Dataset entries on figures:

+ + +

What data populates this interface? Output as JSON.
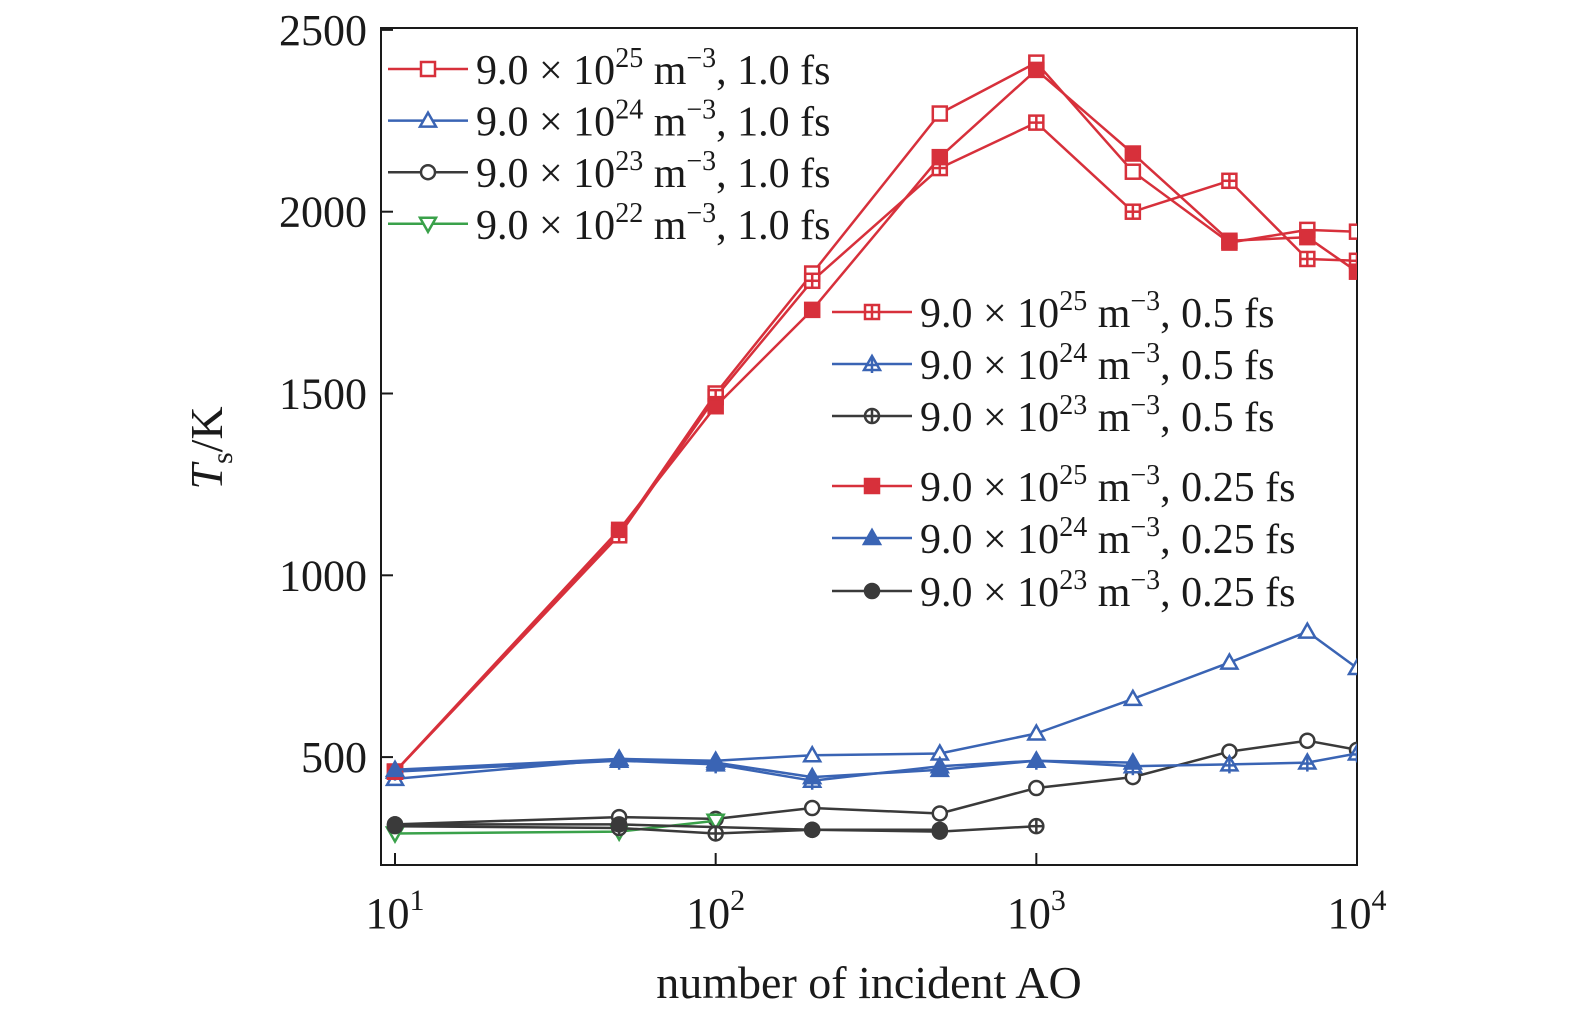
{
  "chart_data": {
    "type": "line",
    "xscale": "log",
    "xlim": [
      10,
      10000
    ],
    "ylim": [
      250,
      2500
    ],
    "xlabel": "number of incident AO",
    "ylabel": {
      "main": "T",
      "sub": "s",
      "suffix": "/K"
    },
    "x_ticks": [
      {
        "value": 10,
        "base": "10",
        "exp": "1"
      },
      {
        "value": 100,
        "base": "10",
        "exp": "2"
      },
      {
        "value": 1000,
        "base": "10",
        "exp": "3"
      },
      {
        "value": 10000,
        "base": "10",
        "exp": "4"
      }
    ],
    "y_ticks": [
      500,
      1000,
      1500,
      2000,
      2500
    ],
    "colors": {
      "red": "#d7303b",
      "blue": "#3a64b4",
      "black": "#3a3a3a",
      "green": "#3aa14a"
    },
    "series": [
      {
        "id": "r10",
        "label": {
          "pre": "9.0 × 10",
          "exp": "25",
          "mid": " m",
          "exp2": "−3",
          "post": ", 1.0 fs"
        },
        "color": "red",
        "marker": "square-open",
        "x": [
          10,
          50,
          100,
          200,
          500,
          1000,
          2000,
          4000,
          7000,
          10000
        ],
        "y": [
          460,
          1115,
          1500,
          1830,
          2270,
          2410,
          2110,
          1915,
          1950,
          1945
        ]
      },
      {
        "id": "b10",
        "label": {
          "pre": "9.0 × 10",
          "exp": "24",
          "mid": " m",
          "exp2": "−3",
          "post": ", 1.0 fs"
        },
        "color": "blue",
        "marker": "triangle-up-open",
        "x": [
          10,
          50,
          100,
          200,
          500,
          1000,
          2000,
          4000,
          7000,
          10000
        ],
        "y": [
          440,
          495,
          490,
          505,
          510,
          565,
          660,
          760,
          845,
          745
        ]
      },
      {
        "id": "k10",
        "label": {
          "pre": "9.0 × 10",
          "exp": "23",
          "mid": " m",
          "exp2": "−3",
          "post": ", 1.0 fs"
        },
        "color": "black",
        "marker": "circle-open",
        "x": [
          10,
          50,
          100,
          200,
          500,
          1000,
          2000,
          4000,
          7000,
          10000
        ],
        "y": [
          315,
          335,
          330,
          360,
          345,
          415,
          445,
          515,
          545,
          520
        ]
      },
      {
        "id": "g10",
        "label": {
          "pre": "9.0 × 10",
          "exp": "22",
          "mid": " m",
          "exp2": "−3",
          "post": ", 1.0 fs"
        },
        "color": "green",
        "marker": "triangle-down-open",
        "x": [
          10,
          50,
          100
        ],
        "y": [
          290,
          295,
          325
        ]
      },
      {
        "id": "r05",
        "label": {
          "pre": "9.0 × 10",
          "exp": "25",
          "mid": " m",
          "exp2": "−3",
          "post": ", 0.5 fs"
        },
        "color": "red",
        "marker": "square-plus",
        "x": [
          10,
          50,
          100,
          200,
          500,
          1000,
          2000,
          4000,
          7000,
          10000
        ],
        "y": [
          460,
          1110,
          1490,
          1810,
          2120,
          2245,
          2000,
          2085,
          1870,
          1865
        ]
      },
      {
        "id": "b05",
        "label": {
          "pre": "9.0 × 10",
          "exp": "24",
          "mid": " m",
          "exp2": "−3",
          "post": ", 0.5 fs"
        },
        "color": "blue",
        "marker": "triangle-plus",
        "x": [
          10,
          50,
          100,
          200,
          500,
          1000,
          2000,
          4000,
          7000,
          10000
        ],
        "y": [
          460,
          490,
          480,
          435,
          475,
          490,
          475,
          480,
          485,
          510
        ]
      },
      {
        "id": "k05",
        "label": {
          "pre": "9.0 × 10",
          "exp": "23",
          "mid": " m",
          "exp2": "−3",
          "post": ", 0.5 fs"
        },
        "color": "black",
        "marker": "circle-plus",
        "x": [
          10,
          50,
          100,
          200,
          500,
          1000
        ],
        "y": [
          310,
          305,
          290,
          300,
          295,
          310
        ]
      },
      {
        "id": "r025",
        "label": {
          "pre": "9.0 × 10",
          "exp": "25",
          "mid": " m",
          "exp2": "−3",
          "post": ", 0.25 fs"
        },
        "color": "red",
        "marker": "square-filled",
        "x": [
          10,
          50,
          100,
          200,
          500,
          1000,
          2000,
          4000,
          7000,
          10000
        ],
        "y": [
          460,
          1125,
          1465,
          1730,
          2150,
          2390,
          2160,
          1920,
          1930,
          1835
        ]
      },
      {
        "id": "b025",
        "label": {
          "pre": "9.0 × 10",
          "exp": "24",
          "mid": " m",
          "exp2": "−3",
          "post": ", 0.25 fs"
        },
        "color": "blue",
        "marker": "triangle-filled",
        "x": [
          10,
          50,
          100,
          200,
          500,
          1000,
          2000
        ],
        "y": [
          465,
          495,
          485,
          445,
          465,
          490,
          485
        ]
      },
      {
        "id": "k025",
        "label": {
          "pre": "9.0 × 10",
          "exp": "23",
          "mid": " m",
          "exp2": "−3",
          "post": ", 0.25 fs"
        },
        "color": "black",
        "marker": "circle-filled",
        "x": [
          10,
          50,
          200,
          500
        ],
        "y": [
          315,
          315,
          300,
          300
        ]
      }
    ],
    "legends": [
      {
        "placement": "top-left",
        "series": [
          "r10",
          "b10",
          "k10",
          "g10"
        ]
      },
      {
        "placement": "right-middle",
        "series": [
          "r05",
          "b05",
          "k05",
          "r025",
          "b025",
          "k025"
        ]
      }
    ]
  }
}
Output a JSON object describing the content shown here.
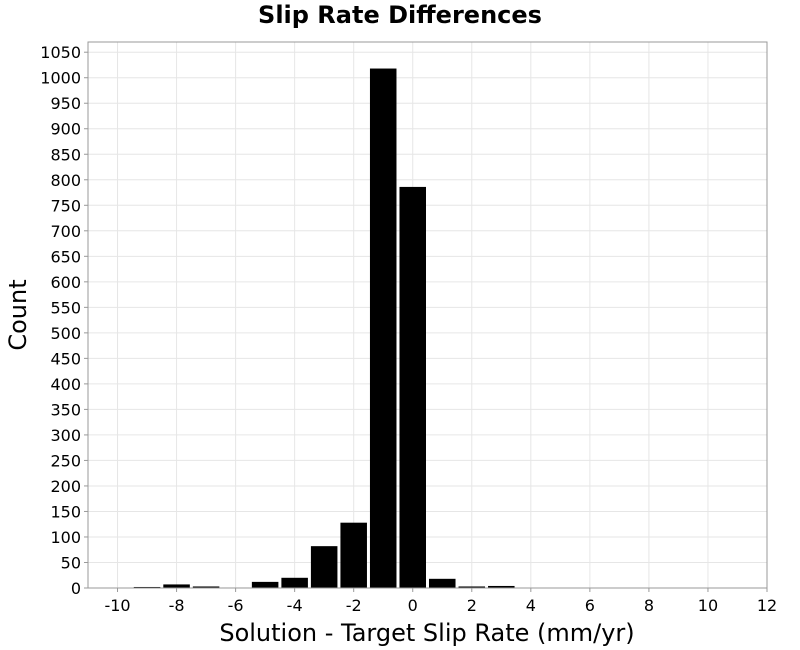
{
  "chart_data": {
    "type": "bar",
    "title": "Slip Rate Differences",
    "xlabel": "Solution - Target Slip Rate (mm/yr)",
    "ylabel": "Count",
    "xlim": [
      -11,
      12
    ],
    "ylim": [
      0,
      1070
    ],
    "xticks": [
      -10,
      -8,
      -6,
      -4,
      -2,
      0,
      2,
      4,
      6,
      8,
      10,
      12
    ],
    "yticks": [
      0,
      50,
      100,
      150,
      200,
      250,
      300,
      350,
      400,
      450,
      500,
      550,
      600,
      650,
      700,
      750,
      800,
      850,
      900,
      950,
      1000,
      1050
    ],
    "bin_width": 1,
    "x": [
      -10,
      -9,
      -8,
      -7,
      -6,
      -5,
      -4,
      -3,
      -2,
      -1,
      0,
      1,
      2,
      3,
      4
    ],
    "values": [
      0,
      2,
      7,
      3,
      1,
      12,
      20,
      82,
      128,
      1018,
      786,
      18,
      3,
      4,
      0
    ],
    "grid": true,
    "bar_color": "#000000",
    "grid_color": "#e6e6e6"
  }
}
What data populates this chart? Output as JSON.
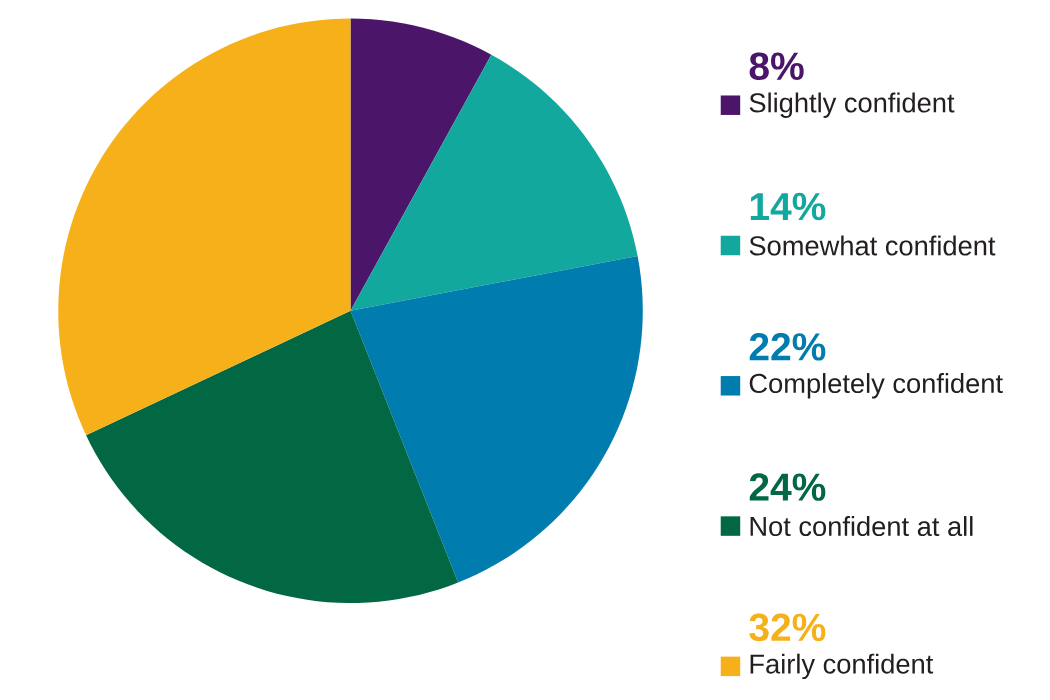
{
  "chart_data": {
    "type": "pie",
    "categories": [
      "Slightly confident",
      "Somewhat confident",
      "Completely confident",
      "Not confident at all",
      "Fairly confident"
    ],
    "values": [
      8,
      14,
      22,
      24,
      32
    ],
    "colors": [
      "#4b166a",
      "#12a89d",
      "#007dae",
      "#026843",
      "#f5b01a"
    ],
    "value_labels": [
      "8%",
      "14%",
      "22%",
      "24%",
      "32%"
    ],
    "legend": "right"
  }
}
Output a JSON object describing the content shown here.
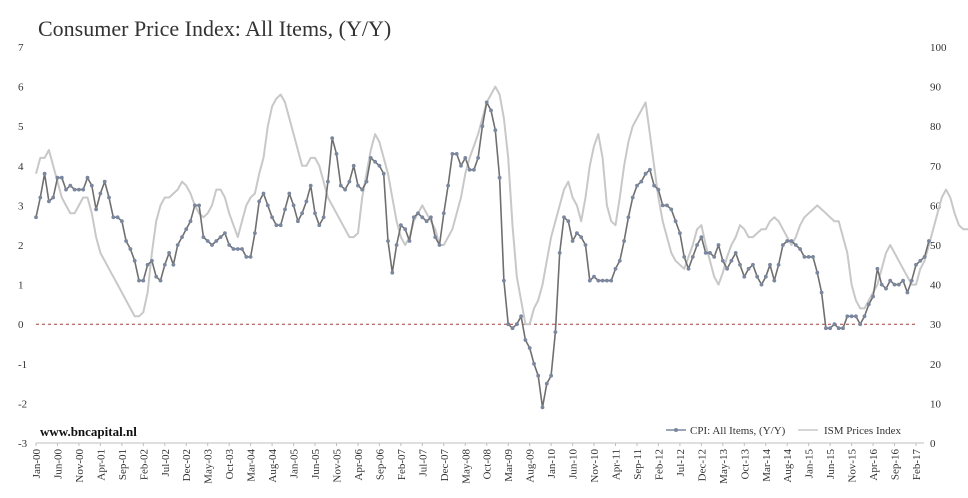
{
  "chart_data": {
    "type": "line",
    "title": "Consumer Price Index: All Items, (Y/Y)",
    "source_label": "www.bncapital.nl",
    "x_tick_labels": [
      "Jan-00",
      "Jun-00",
      "Nov-00",
      "Apr-01",
      "Sep-01",
      "Feb-02",
      "Jul-02",
      "Dec-02",
      "May-03",
      "Oct-03",
      "Mar-04",
      "Aug-04",
      "Jan-05",
      "Jun-05",
      "Nov-05",
      "Apr-06",
      "Sep-06",
      "Feb-07",
      "Jul-07",
      "Dec-07",
      "May-08",
      "Oct-08",
      "Mar-09",
      "Aug-09",
      "Jan-10",
      "Jun-10",
      "Nov-10",
      "Apr-11",
      "Sep-11",
      "Feb-12",
      "Jul-12",
      "Dec-12",
      "May-13",
      "Oct-13",
      "Mar-14",
      "Aug-14",
      "Jan-15",
      "Jun-15",
      "Nov-15",
      "Apr-16",
      "Sep-16",
      "Feb-17"
    ],
    "y_left": {
      "min": -3,
      "max": 7,
      "ticks": [
        "-3",
        "-2",
        "-1",
        "0",
        "1",
        "2",
        "3",
        "4",
        "5",
        "6",
        "7"
      ]
    },
    "y_right": {
      "min": 0,
      "max": 100,
      "ticks": [
        "0",
        "10",
        "20",
        "30",
        "40",
        "50",
        "60",
        "70",
        "80",
        "90",
        "100"
      ]
    },
    "zero_line": {
      "value": 0,
      "style": "dashed",
      "color": "#a0413c"
    },
    "grid": false,
    "legend_position": "bottom-right",
    "series": [
      {
        "name": "CPI: All Items, (Y/Y)",
        "axis": "left",
        "color": "#7a879f",
        "marker": "circle",
        "values": [
          2.7,
          3.2,
          3.8,
          3.1,
          3.2,
          3.7,
          3.7,
          3.4,
          3.5,
          3.4,
          3.4,
          3.4,
          3.7,
          3.5,
          2.9,
          3.3,
          3.6,
          3.2,
          2.7,
          2.7,
          2.6,
          2.1,
          1.9,
          1.6,
          1.1,
          1.1,
          1.5,
          1.6,
          1.2,
          1.1,
          1.5,
          1.8,
          1.5,
          2.0,
          2.2,
          2.4,
          2.6,
          3.0,
          3.0,
          2.2,
          2.1,
          2.0,
          2.1,
          2.2,
          2.3,
          2.0,
          1.9,
          1.9,
          1.9,
          1.7,
          1.7,
          2.3,
          3.1,
          3.3,
          3.0,
          2.7,
          2.5,
          2.5,
          2.9,
          3.3,
          3.0,
          2.6,
          2.8,
          3.1,
          3.5,
          2.8,
          2.5,
          2.7,
          3.6,
          4.7,
          4.3,
          3.5,
          3.4,
          3.6,
          4.0,
          3.5,
          3.4,
          3.6,
          4.2,
          4.1,
          4.0,
          3.8,
          2.1,
          1.3,
          2.0,
          2.5,
          2.4,
          2.1,
          2.7,
          2.8,
          2.7,
          2.6,
          2.7,
          2.2,
          2.0,
          2.8,
          3.5,
          4.3,
          4.3,
          4.0,
          4.2,
          3.9,
          3.9,
          4.2,
          5.0,
          5.6,
          5.4,
          4.9,
          3.7,
          1.1,
          0.0,
          -0.1,
          0.0,
          0.2,
          -0.4,
          -0.6,
          -1.0,
          -1.3,
          -2.1,
          -1.5,
          -1.3,
          -0.2,
          1.8,
          2.7,
          2.6,
          2.1,
          2.3,
          2.2,
          2.0,
          1.1,
          1.2,
          1.1,
          1.1,
          1.1,
          1.1,
          1.4,
          1.6,
          2.1,
          2.7,
          3.2,
          3.5,
          3.6,
          3.8,
          3.9,
          3.5,
          3.4,
          3.0,
          3.0,
          2.9,
          2.6,
          2.3,
          1.7,
          1.4,
          1.7,
          2.0,
          2.2,
          1.8,
          1.8,
          1.7,
          2.0,
          1.6,
          1.4,
          1.6,
          1.8,
          1.5,
          1.2,
          1.4,
          1.5,
          1.2,
          1.0,
          1.2,
          1.5,
          1.1,
          1.5,
          2.0,
          2.1,
          2.1,
          2.0,
          1.9,
          1.7,
          1.7,
          1.7,
          1.3,
          0.8,
          -0.1,
          -0.1,
          0.0,
          -0.1,
          -0.1,
          0.2,
          0.2,
          0.2,
          0.0,
          0.2,
          0.5,
          0.7,
          1.4,
          1.0,
          0.9,
          1.1,
          1.0,
          1.0,
          1.1,
          0.8,
          1.1,
          1.5,
          1.6,
          1.7,
          2.1
        ]
      },
      {
        "name": "ISM Prices Index",
        "axis": "right",
        "color": "#c8c8c8",
        "marker": "none",
        "values": [
          68,
          72,
          72,
          74,
          70,
          66,
          62,
          60,
          58,
          58,
          60,
          62,
          62,
          58,
          52,
          48,
          46,
          44,
          42,
          40,
          38,
          36,
          34,
          32,
          32,
          33,
          38,
          48,
          56,
          60,
          62,
          62,
          63,
          64,
          66,
          65,
          63,
          60,
          58,
          57,
          58,
          60,
          64,
          64,
          62,
          58,
          55,
          52,
          56,
          60,
          62,
          63,
          68,
          72,
          80,
          85,
          87,
          88,
          86,
          82,
          78,
          74,
          70,
          70,
          72,
          72,
          70,
          66,
          62,
          60,
          58,
          56,
          54,
          52,
          52,
          53,
          62,
          68,
          74,
          78,
          76,
          72,
          68,
          62,
          56,
          52,
          50,
          52,
          56,
          58,
          60,
          58,
          56,
          54,
          50,
          50,
          52,
          54,
          58,
          62,
          68,
          72,
          75,
          78,
          82,
          86,
          88,
          90,
          88,
          82,
          72,
          55,
          42,
          36,
          30,
          30,
          34,
          36,
          40,
          46,
          52,
          56,
          60,
          64,
          66,
          62,
          60,
          56,
          62,
          70,
          75,
          78,
          72,
          60,
          56,
          55,
          62,
          70,
          76,
          80,
          82,
          84,
          86,
          78,
          70,
          62,
          56,
          52,
          48,
          46,
          45,
          44,
          47,
          50,
          54,
          55,
          50,
          46,
          42,
          40,
          43,
          47,
          50,
          52,
          55,
          54,
          52,
          52,
          53,
          54,
          54,
          56,
          57,
          56,
          54,
          52,
          50,
          52,
          55,
          57,
          58,
          59,
          60,
          59,
          58,
          57,
          56,
          56,
          52,
          48,
          40,
          36,
          34,
          34,
          36,
          38,
          40,
          44,
          48,
          50,
          48,
          46,
          44,
          42,
          40,
          40,
          44,
          46,
          50,
          54,
          58,
          62,
          64,
          62,
          58,
          55,
          54,
          54,
          54,
          55
        ]
      }
    ]
  }
}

+ + +

| Directions for this task |
Scan the material above. Extract every line in which the word "Slip" occurs.

| Correct output |
    "title": "Slip Rate Differences",
    "xlabel": "Solution - Target Slip Rate (mm/yr)",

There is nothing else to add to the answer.